>> BEGIN WORKING DATA

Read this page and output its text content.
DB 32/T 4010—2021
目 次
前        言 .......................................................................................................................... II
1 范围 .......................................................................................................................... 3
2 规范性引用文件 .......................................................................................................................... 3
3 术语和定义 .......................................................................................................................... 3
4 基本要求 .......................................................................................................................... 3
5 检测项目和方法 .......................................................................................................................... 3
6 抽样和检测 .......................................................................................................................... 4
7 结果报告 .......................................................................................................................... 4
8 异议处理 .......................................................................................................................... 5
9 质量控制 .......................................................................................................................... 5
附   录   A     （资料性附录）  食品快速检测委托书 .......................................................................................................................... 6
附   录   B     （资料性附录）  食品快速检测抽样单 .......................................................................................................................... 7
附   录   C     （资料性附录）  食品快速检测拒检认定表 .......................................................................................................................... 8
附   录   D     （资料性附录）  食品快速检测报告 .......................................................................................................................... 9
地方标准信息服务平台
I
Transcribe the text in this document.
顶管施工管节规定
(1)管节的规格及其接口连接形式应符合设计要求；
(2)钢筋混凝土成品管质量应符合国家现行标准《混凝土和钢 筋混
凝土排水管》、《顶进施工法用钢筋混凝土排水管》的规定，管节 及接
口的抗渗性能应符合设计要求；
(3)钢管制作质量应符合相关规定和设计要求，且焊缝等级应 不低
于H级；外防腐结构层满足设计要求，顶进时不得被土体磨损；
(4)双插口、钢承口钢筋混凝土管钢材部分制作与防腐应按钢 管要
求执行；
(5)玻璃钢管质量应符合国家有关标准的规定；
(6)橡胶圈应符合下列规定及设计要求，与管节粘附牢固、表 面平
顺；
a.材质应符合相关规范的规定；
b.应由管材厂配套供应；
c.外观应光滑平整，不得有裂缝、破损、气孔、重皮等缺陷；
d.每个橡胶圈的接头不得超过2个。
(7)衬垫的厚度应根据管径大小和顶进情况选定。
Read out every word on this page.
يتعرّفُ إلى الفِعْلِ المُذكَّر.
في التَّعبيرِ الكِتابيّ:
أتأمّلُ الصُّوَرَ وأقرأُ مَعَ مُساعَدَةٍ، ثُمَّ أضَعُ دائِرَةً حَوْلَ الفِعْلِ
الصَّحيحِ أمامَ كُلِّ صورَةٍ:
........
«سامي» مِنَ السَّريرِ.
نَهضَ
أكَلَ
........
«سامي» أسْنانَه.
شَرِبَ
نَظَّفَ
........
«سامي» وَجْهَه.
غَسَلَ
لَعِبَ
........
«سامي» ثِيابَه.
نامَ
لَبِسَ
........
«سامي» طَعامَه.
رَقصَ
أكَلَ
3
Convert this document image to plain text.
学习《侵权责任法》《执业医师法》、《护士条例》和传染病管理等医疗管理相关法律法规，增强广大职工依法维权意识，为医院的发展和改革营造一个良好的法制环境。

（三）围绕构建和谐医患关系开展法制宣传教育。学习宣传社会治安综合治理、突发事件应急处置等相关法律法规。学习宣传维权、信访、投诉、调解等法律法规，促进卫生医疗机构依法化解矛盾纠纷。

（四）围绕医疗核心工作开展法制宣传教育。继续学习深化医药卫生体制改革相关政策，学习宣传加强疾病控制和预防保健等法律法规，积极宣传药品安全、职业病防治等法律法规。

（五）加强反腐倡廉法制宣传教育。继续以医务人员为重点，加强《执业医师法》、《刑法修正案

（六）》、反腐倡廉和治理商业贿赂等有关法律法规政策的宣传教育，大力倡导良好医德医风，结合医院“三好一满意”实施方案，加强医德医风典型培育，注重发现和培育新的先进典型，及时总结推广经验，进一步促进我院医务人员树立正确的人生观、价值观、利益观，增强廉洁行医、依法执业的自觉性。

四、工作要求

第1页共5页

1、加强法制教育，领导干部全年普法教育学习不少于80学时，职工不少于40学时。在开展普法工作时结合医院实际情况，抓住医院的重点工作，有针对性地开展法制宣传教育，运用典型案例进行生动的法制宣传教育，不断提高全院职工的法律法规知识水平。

>> END WORKING DATA

* _WHAT YOU SHOULD DO_
Filter the records above for "资料性附录" and copy every matching line.

* _SOLUTION FOR THIS PROBLEM_
附   录   A     （资料性附录）  食品快速检测委托书 .......................................................................................................................... 6
附   录   B     （资料性附录）  食品快速检测抽样单 .......................................................................................................................... 7
附   录   C     （资料性附录）  食品快速检测拒检认定表 .......................................................................................................................... 8
附   录   D     （资料性附录）  食品快速检测报告 .......................................................................................................................... 9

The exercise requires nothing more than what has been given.